**Страница:**
+===+
Всякий научный журналист должен не менее трех раз за карьеру написать о космологии вообще и Большом взрыве в частности. Я этот сочинительский минимум давно перевыполнил, но писать все равно продолжаю, благо вторая космологическая революция вступила в решающую фазу, и вот-вот станет окончательно ясно, что же происходило в первые мгновения жизни нашей Вселенной.
На этот раз повод написать о космологии дал Борис Штерн — физик, выпустивший в 2014 году книгу «Прорыв за край мира». Книга вошла в шорт-лист премии «Просветитель», вручение которой состоялось в конце ноября. Первую премию Штерн не получил — причину назвал еще в сентябре один из членов жюри: «“Прорыв…” не относится к тем книгам, которые доступны моему пониманию». Доля правды в этом есть. Без сложных формул физику все же очень трудно перевести на интуитивно понятный язык.
Я позвонил Штерну и предложил написать текст вместе, причем в виде детектива:
Борис Евгеньевич Штерн. Известный российский астрофизик, доктор наук, ведущий научный сотрудник Лаборатории исследования редких процессов Отдела экспериментальной физики; член Учёного совета Института Ядерных Исследований РАН. Один из основателей и главный редактор популярной в научном сообществе газеты «Троицкий вариант». Организатор портала scientific.ru — неофициального научного сетевого ресурса, руководитель проекта «Кто есть кто в российской науке», инициатор создания корпуса независимых научных экспертов.
— Пусть ученые, про которых ты говорил в книге, будут вроде следователей. Ведь наука сродни этой работе: есть улики — это данные, есть гипотезы — версии. И следственные эксперименты — опыты, исследования.
— Это все хорошо, — отвечал он, — но как ты в одну статью всю космологию уложишь? Замах у тебя гигантский.
— Так и Вселенная не маленькая.
Когда мы со Штерном перешли на «ты», я не очень помню. Кажется, это было возле Замоскворецкого суда, где оглашался приговор по «болотному делу». Тогда Борис стоял в центре цепи, раздираемой ОМОНом, и единственный остался на месте:
— Масса у меня большая — устойчивость, значит, тоже.
+===+
**Показанные данные:**
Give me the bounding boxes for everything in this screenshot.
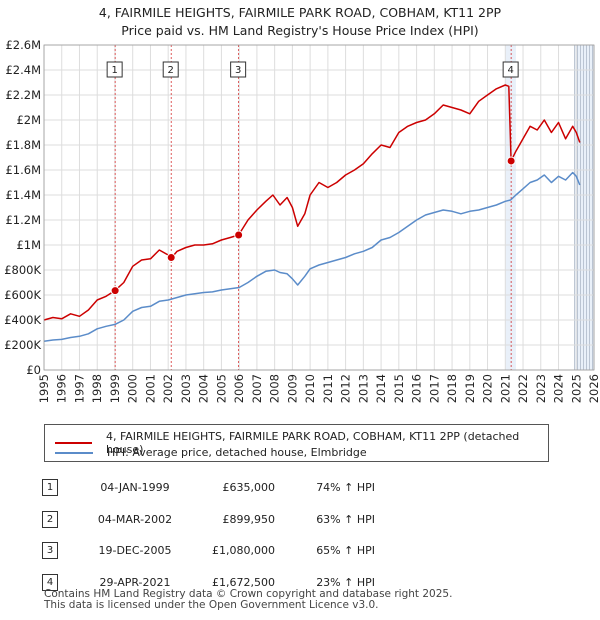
sale-label-number: 2 [168,65,174,76]
y-tick-label: £1.8M [5,138,41,152]
x-tick-label: 2012 [339,374,353,403]
hpi-line [43,171,581,343]
x-tick-label: 2005 [214,374,228,403]
footer-line-2: This data is licensed under the Open Gov… [44,599,379,611]
y-tick-label: £1.2M [5,213,41,227]
legend: 4, FAIRMILE HEIGHTS, FAIRMILE PARK ROAD,… [44,424,549,462]
legend-swatch-property [55,442,92,444]
x-tick-label: 2000 [126,374,140,403]
shaded-range [505,45,516,370]
x-tick-label: 2025 [569,374,583,403]
y-tick-label: £2.2M [5,88,41,102]
x-tick-label: 2003 [179,374,193,403]
sale-point [234,230,244,240]
x-tick-label: 2007 [250,374,264,403]
sale-label-box [502,61,519,78]
sale-date: 04-MAR-2002 [97,512,173,526]
sale-price: £1,672,500 [212,575,275,589]
y-tick-label: £800K [4,263,41,277]
sales-row: 4 29-APR-2021 £1,672,500 23% ↑ HPI [40,567,375,599]
property-price-line [43,84,581,321]
y-tick-label: £0 [26,363,41,377]
y-tick-label: £1.6M [5,163,41,177]
legend-swatch-hpi [55,451,93,454]
sale-number: 1 [42,479,58,497]
sales-row: 3 19-DEC-2005 £1,080,000 65% ↑ HPI [40,535,375,567]
sale-date: 04-JAN-1999 [100,481,170,495]
legend-label-hpi: HPI: Average price, detached house, Elmb… [107,446,367,459]
x-tick-label: 2015 [392,374,406,403]
x-tick-label: 2008 [268,374,282,403]
x-tick-label: 1999 [108,374,122,403]
legend-item-property: 4, FAIRMILE HEIGHTS, FAIRMILE PARK ROAD,… [55,430,548,456]
x-tick-label: 2013 [356,374,370,403]
x-tick-label: 2020 [481,374,495,403]
legend-item-hpi: HPI: Average price, detached house, Elmb… [55,446,367,459]
sale-hpi-change: 65% ↑ HPI [316,544,375,558]
x-tick-label: 1997 [72,374,86,403]
sale-label-number: 3 [235,65,241,76]
y-tick-label: £2.6M [5,38,41,52]
sales-table: 1 04-JAN-1999 £635,000 74% ↑ HPI 2 04-MAR-200… [40,472,375,598]
sale-hpi-change: 63% ↑ HPI [316,512,375,526]
sale-hpi-change: 23% ↑ HPI [316,575,375,589]
x-tick-label: 2006 [232,374,246,403]
legend-label-property: 4, FAIRMILE HEIGHTS, FAIRMILE PARK ROAD,… [105,430,520,456]
sale-label-number: 4 [507,65,513,76]
x-tick-label: 2024 [552,374,566,403]
y-tick-label: £1M [16,238,41,252]
chart-title: 4, FAIRMILE HEIGHTS, FAIRMILE PARK ROAD,… [0,4,600,40]
x-tick-label: 1996 [55,374,69,403]
sales-row: 2 04-MAR-2002 £899,950 63% ↑ HPI [40,504,375,536]
sale-point [506,156,516,166]
shaded-range [574,45,594,370]
sale-point [166,253,176,263]
sale-label-box [162,61,179,78]
sale-hpi-change: 74% ↑ HPI [316,481,375,495]
sale-date: 19-DEC-2005 [98,544,172,558]
x-tick-label: 2016 [410,374,424,403]
sale-price: £1,080,000 [212,544,275,558]
footer: Contains HM Land Registry data © Crown c… [44,589,452,611]
x-tick-label: 2026 [587,374,600,403]
y-tick-label: £2.4M [5,63,41,77]
x-tick-label: 1998 [90,374,104,403]
y-tick-label: £400K [4,313,41,327]
sale-label-box [230,61,247,78]
x-tick-label: 2001 [143,374,157,403]
sales-row: 1 04-JAN-1999 £635,000 74% ↑ HPI [40,472,375,504]
x-tick-label: 2002 [161,374,175,403]
x-tick-label: 2019 [463,374,477,403]
sale-price: £635,000 [222,481,276,495]
sale-label-number: 1 [111,65,117,76]
x-tick-label: 2022 [516,374,530,403]
x-tick-label: 1995 [37,374,51,403]
title-line-2: Price paid vs. HM Land Registry's House … [121,23,479,38]
y-tick-label: £2M [16,113,41,127]
x-tick-label: 2021 [498,374,512,403]
sale-point [110,286,120,296]
x-tick-label: 2017 [427,374,441,403]
plot-area [44,45,594,370]
plot-frame [43,44,595,371]
sale-price: £899,950 [222,512,276,526]
x-tick-label: 2018 [445,374,459,403]
sale-number: 4 [42,573,58,591]
y-tick-label: £200K [4,338,41,352]
x-tick-label: 2004 [197,374,211,403]
sale-number: 2 [42,510,58,528]
footer-line-1: Contains HM Land Registry data © Crown c… [44,588,453,600]
title-line-1: 4, FAIRMILE HEIGHTS, FAIRMILE PARK ROAD,… [98,5,502,20]
x-tick-label: 2023 [534,374,548,403]
x-tick-label: 2010 [303,374,317,403]
sale-number: 3 [42,542,58,560]
x-tick-label: 2009 [285,374,299,403]
sale-date: 29-APR-2021 [99,575,171,589]
sale-label-box [106,61,123,78]
x-tick-label: 2011 [321,374,335,403]
x-tick-label: 2014 [374,374,388,403]
y-tick-label: £1.4M [5,188,41,202]
price-chart: £0 £200K £400K £600K £800K £1M £1.2M £1.4M £1.6M… [4,38,600,403]
y-tick-label: £600K [4,288,41,302]
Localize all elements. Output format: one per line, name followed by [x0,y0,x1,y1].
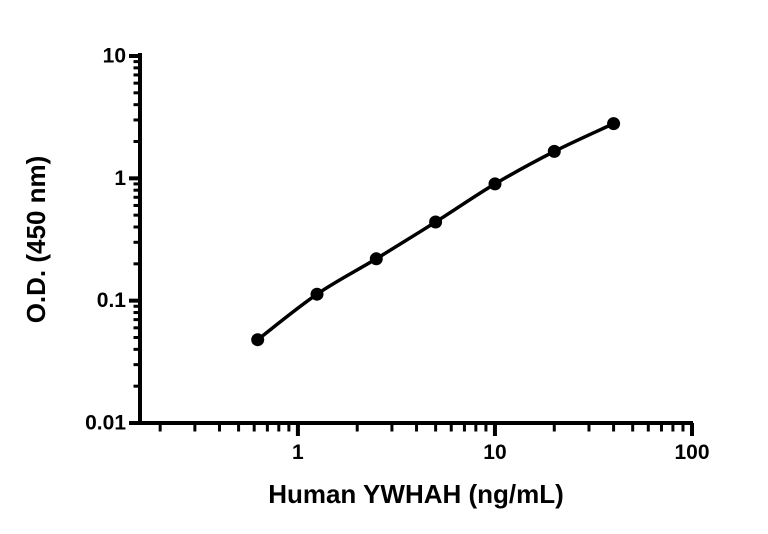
x-axis-title: Human YWHAH (ng/mL) [268,479,564,509]
data-point-1.25 [310,287,324,301]
standard-curve-line [255,121,616,342]
data-point-2.5 [369,252,383,266]
y-tick-label: 0.01 [85,412,126,435]
y-axis-title: O.D. (450 nm) [21,156,51,324]
data-point-20 [547,144,561,158]
y-tick-label: 1 [114,167,126,190]
y-tick-label: 0.1 [97,289,127,312]
data-point-5 [429,215,443,229]
x-tick-label: 1 [292,441,304,464]
data-point-10 [488,177,502,191]
x-tick-label: 10 [483,441,506,464]
y-tick-label: 10 [103,45,126,68]
data-point-40 [607,117,621,131]
x-tick-label: 100 [674,441,709,464]
data-point-0.625 [251,333,265,347]
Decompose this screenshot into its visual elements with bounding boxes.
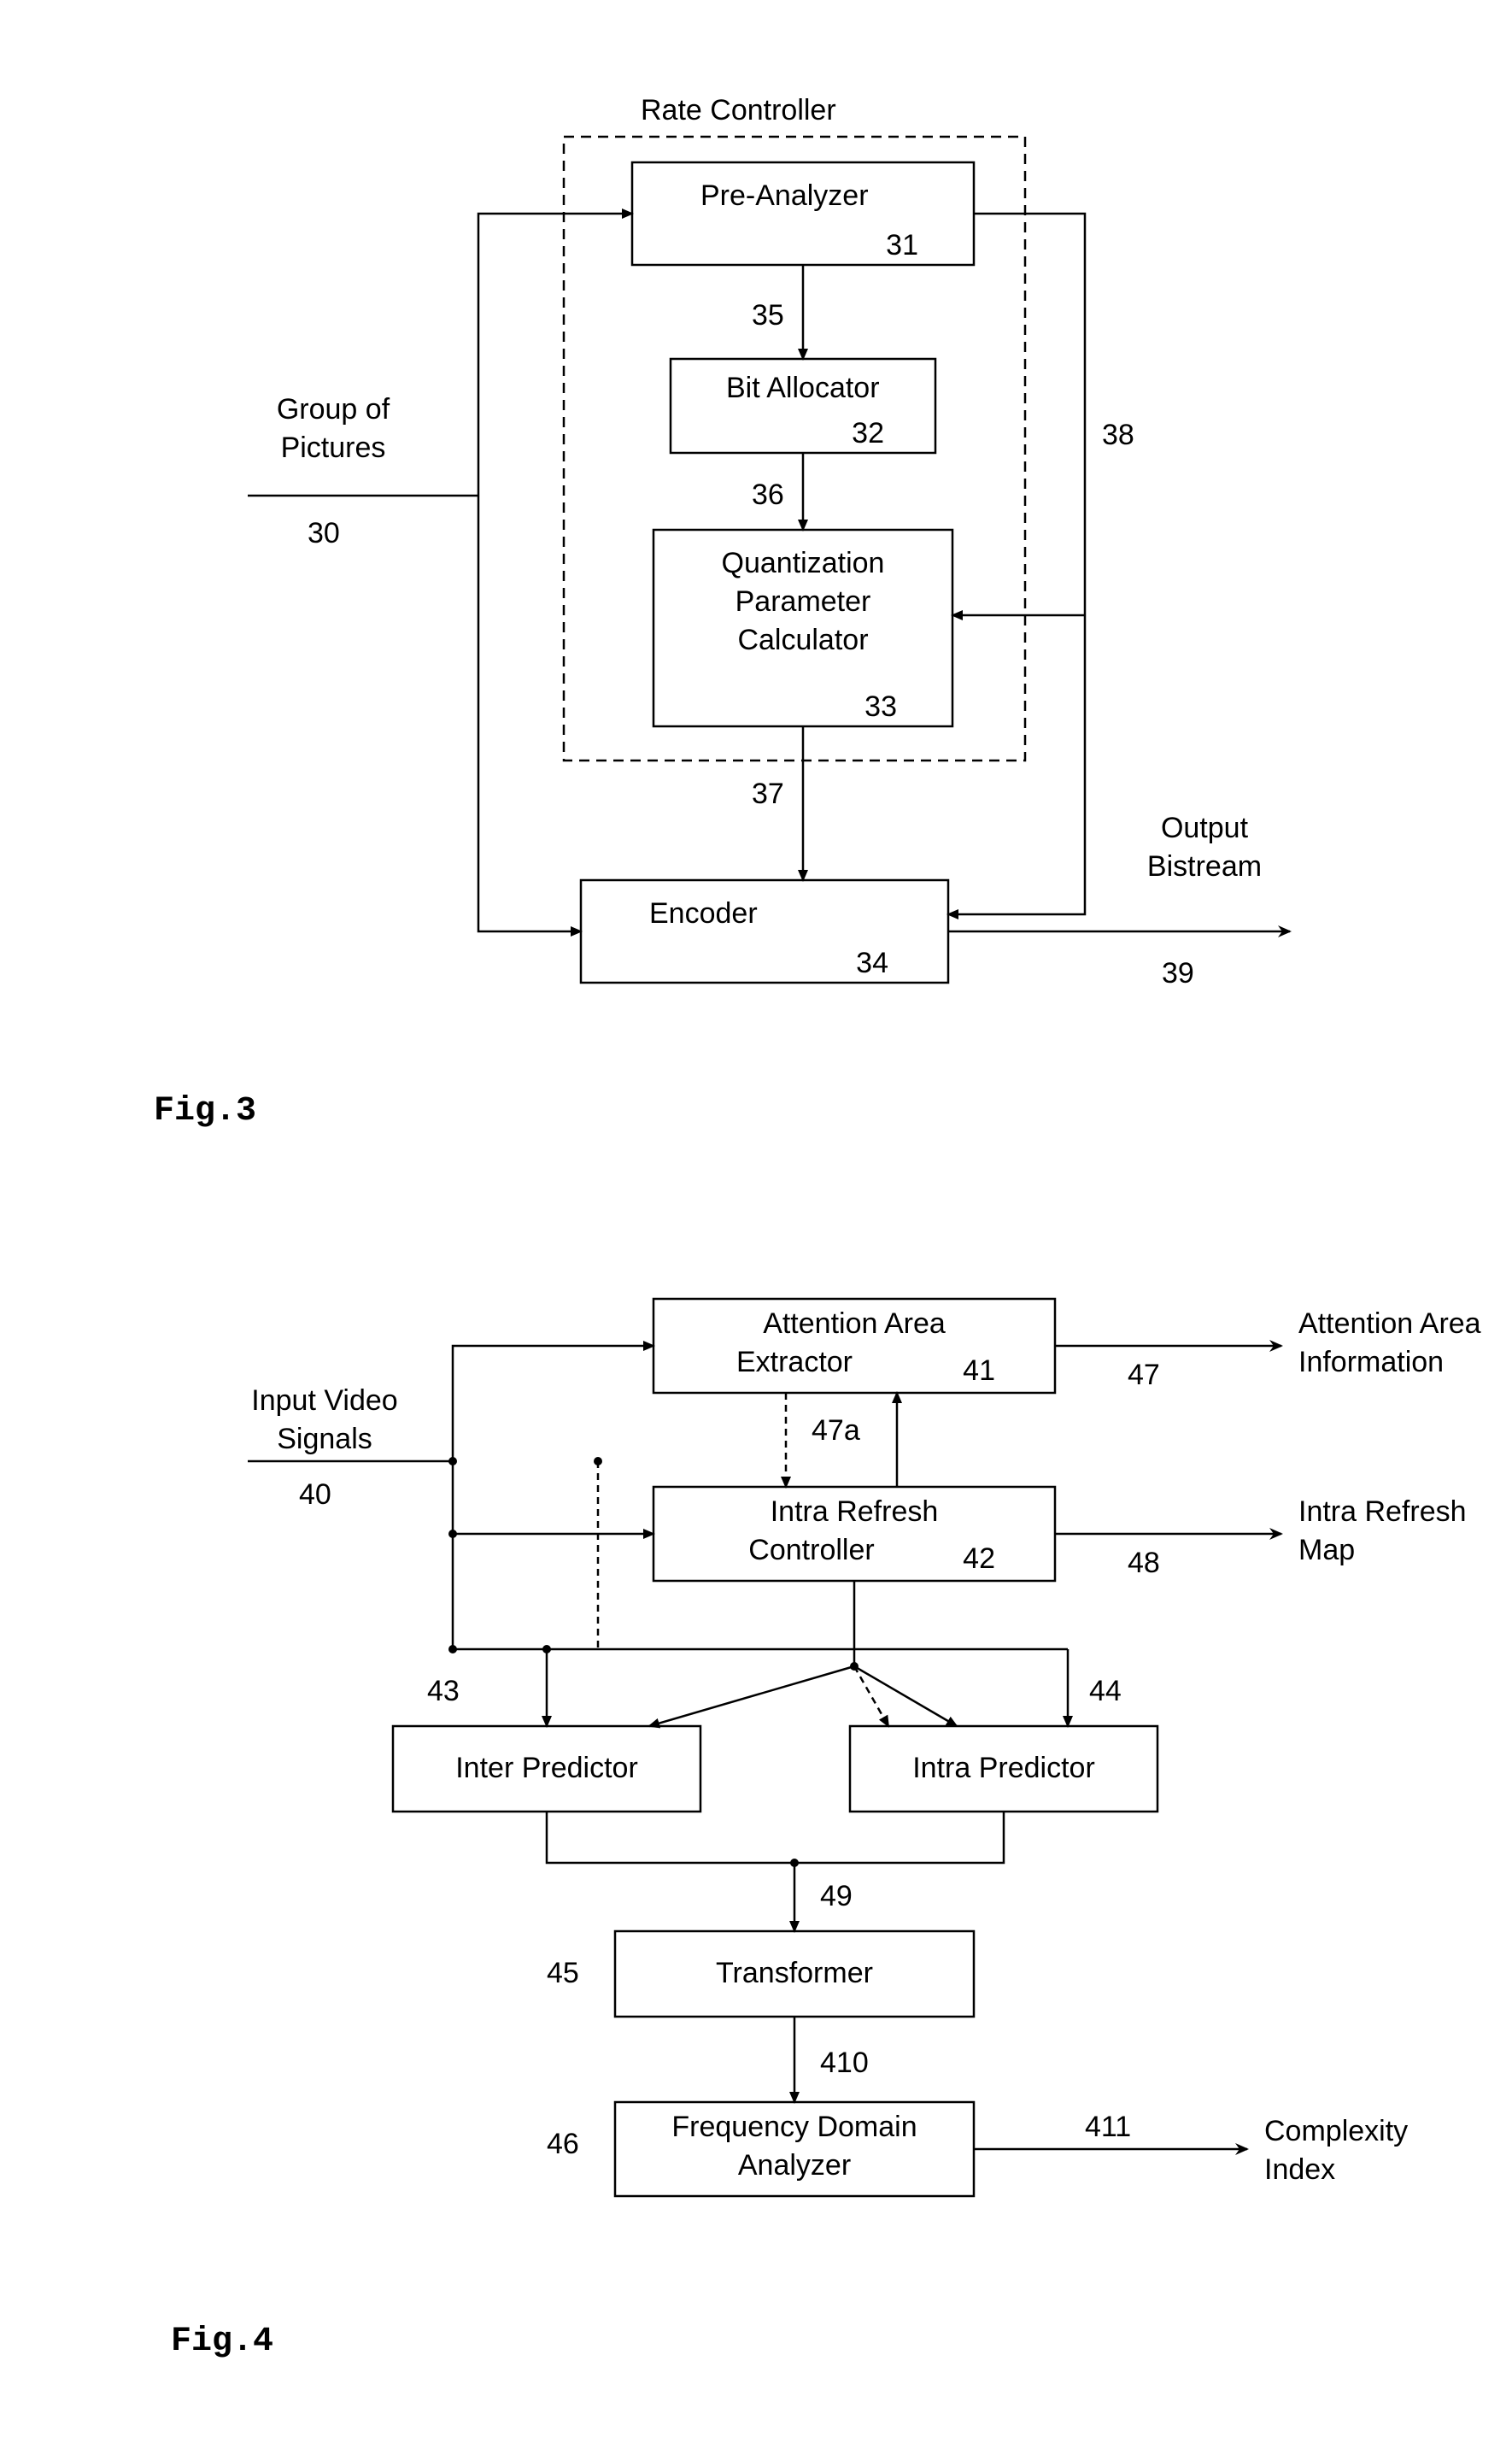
- fda-l1: Frequency Domain: [671, 2111, 917, 2143]
- irc-num: 42: [963, 1542, 995, 1575]
- num-47: 47: [1128, 1359, 1160, 1391]
- fig3-caption: Fig.3: [154, 1092, 256, 1131]
- qp-calc-l3: Calculator: [737, 624, 868, 656]
- num-411: 411: [1085, 2111, 1131, 2143]
- wire: [453, 1346, 653, 1461]
- irc-l2: Controller: [748, 1534, 874, 1566]
- junction-dot: [594, 1457, 602, 1465]
- num-36: 36: [752, 479, 784, 511]
- num-410: 410: [820, 2047, 869, 2079]
- encoder-num: 34: [856, 947, 888, 979]
- junction-dot: [448, 1530, 457, 1538]
- num-45: 45: [547, 1957, 579, 1989]
- wire: [649, 1666, 854, 1726]
- bit-allocator-num: 32: [852, 417, 884, 449]
- num-44: 44: [1089, 1675, 1122, 1707]
- fig3-diagram: Rate Controller Pre-Analyzer 31 Bit Allo…: [154, 94, 1290, 1131]
- num-47a: 47a: [812, 1414, 860, 1447]
- transformer-label: Transformer: [716, 1957, 873, 1989]
- gop-label-1: Group of: [277, 393, 390, 426]
- num-43: 43: [427, 1675, 460, 1707]
- pre-analyzer-block: [632, 162, 974, 265]
- qp-calc-l2: Parameter: [735, 585, 871, 618]
- aae-l2: Extractor: [736, 1346, 853, 1378]
- fig4-diagram: Attention Area Extractor 41 Intra Refres…: [171, 1299, 1481, 2361]
- num-49: 49: [820, 1880, 853, 1912]
- wire: [854, 1666, 957, 1726]
- encoder-label: Encoder: [649, 897, 758, 930]
- junction-dot: [448, 1645, 457, 1653]
- irm-l1: Intra Refresh: [1298, 1495, 1467, 1528]
- wire: [794, 1812, 1004, 1863]
- num-30: 30: [308, 517, 340, 549]
- num-38: 38: [1102, 419, 1134, 451]
- fig4-caption: Fig.4: [171, 2323, 273, 2361]
- wire: [478, 496, 581, 931]
- ci-l1: Complexity: [1264, 2115, 1408, 2147]
- ci-l2: Index: [1264, 2153, 1335, 2186]
- input-video-l1: Input Video: [251, 1384, 397, 1417]
- num-46: 46: [547, 2128, 579, 2160]
- num-48: 48: [1128, 1547, 1160, 1579]
- irc-l1: Intra Refresh: [771, 1495, 939, 1528]
- irm-l2: Map: [1298, 1534, 1355, 1566]
- aai-l1: Attention Area: [1298, 1307, 1481, 1340]
- out-label-2: Bistream: [1147, 850, 1262, 883]
- out-label-1: Output: [1161, 812, 1249, 844]
- intra-pred-label: Intra Predictor: [912, 1752, 1095, 1784]
- num-40: 40: [299, 1478, 331, 1511]
- wire: [478, 214, 632, 496]
- wire: [453, 1461, 653, 1534]
- bit-allocator-label: Bit Allocator: [726, 372, 880, 404]
- junction-dot: [790, 1859, 799, 1867]
- encoder-block: [581, 880, 948, 983]
- num-37: 37: [752, 778, 784, 810]
- wire: [547, 1812, 794, 1863]
- qp-calc-num: 33: [864, 690, 897, 723]
- input-video-l2: Signals: [277, 1423, 372, 1455]
- gop-label-2: Pictures: [281, 432, 386, 464]
- fda-l2: Analyzer: [738, 2149, 851, 2182]
- qp-calc-l1: Quantization: [722, 547, 885, 579]
- aae-num: 41: [963, 1354, 995, 1387]
- pre-analyzer-label: Pre-Analyzer: [700, 179, 869, 212]
- wire-38-to-enc: [948, 214, 1085, 914]
- aae-l1: Attention Area: [763, 1307, 946, 1340]
- rate-controller-title: Rate Controller: [641, 94, 836, 126]
- num-39: 39: [1162, 957, 1194, 990]
- inter-pred-label: Inter Predictor: [455, 1752, 638, 1784]
- pre-analyzer-num: 31: [886, 229, 918, 261]
- junction-dot: [542, 1645, 551, 1653]
- num-35: 35: [752, 299, 784, 332]
- aai-l2: Information: [1298, 1346, 1444, 1378]
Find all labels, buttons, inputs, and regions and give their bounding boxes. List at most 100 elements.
+===+
**Цель 1:** В записях от строки с "x-axis-title: Human YWHAH" до строки с "Decompose this screenshot" замените «y-tick-label» на «y-axis-label» и выпишите только эти строки, ничего больше в них не меняя.
**Цель 2:** Напишите продолжение текста о космологии и Борисе Штерне, начиная сразу после его последней фразы.
Текст и записи никак не связаны между собой.

**Ответ к заданию 1:**
x-axis-title: Human YWHAH (ng/mL) [268,479,564,509]
data-point-1.25 [310,287,324,301]
standard-curve-line [255,121,616,342]
data-point-2.5 [369,252,383,266]
y-axis-label: 0.01 [85,412,126,435]
y-axis-title: O.D. (450 nm) [21,156,51,324]
data-point-20 [547,144,561,158]
y-axis-label: 1 [114,167,126,190]
y-axis-label: 0.1 [97,289,127,312]
data-point-5 [429,215,443,229]
x-tick-label: 1 [292,441,304,464]
data-point-10 [488,177,502,191]
x-tick-label: 10 [483,441,506,464]
y-axis-label: 10 [103,45,126,68]
data-point-40 [607,117,621,131]
x-tick-label: 100 [674,441,709,464]
data-point-0.625 [251,333,265,347]
Decompose this screenshot into its visual elements with bounding boxes.

**Ответ к заданию 2:**
Но я отвлекся. Текст не про то, как винтят на митингах докторов наук и ведущих научных сотрудников известных во всем мире институтов. Текст про Вселенную. И с нею как раз отношения никак не складывались, поэтому я все время звонил Штерну и просил то одно место разъяснить, то другое. В конце концов Борис озверел и просто меня похитил:
— Поехали ко мне, хоть одну главу напишем. Иначе ты так и будешь меня каждый день терзать.
Дом в подмосковном Пущине. Три этажа.
— Борис, этот дом какой-то нестандартный. Ты отдельный проект заказывал? — спрашиваю.
— Я его сам спроектировал. Да, в общем-то, и построил.
Приходится смириться с чужой крутизной: да, и дом построил, и книгу написал, и доктор наук — формулы знает. К счастью для эго обычного человека, то есть меня, на жизненном пути такие личности встречаются не очень часто. «Может, он вообще один такой», — думал я, засыпая под шум дождя в домике с видом на Оку.
Про космологию мы говорили весь вечер и все следующее утро. Штерн оказался прав: не вышло в итоге ни детектива, ни глобального описания Вселенной от рождения до наших дней. Зато получилось приличное интервью-беседа о ключевых событиях в истории космологии XX века.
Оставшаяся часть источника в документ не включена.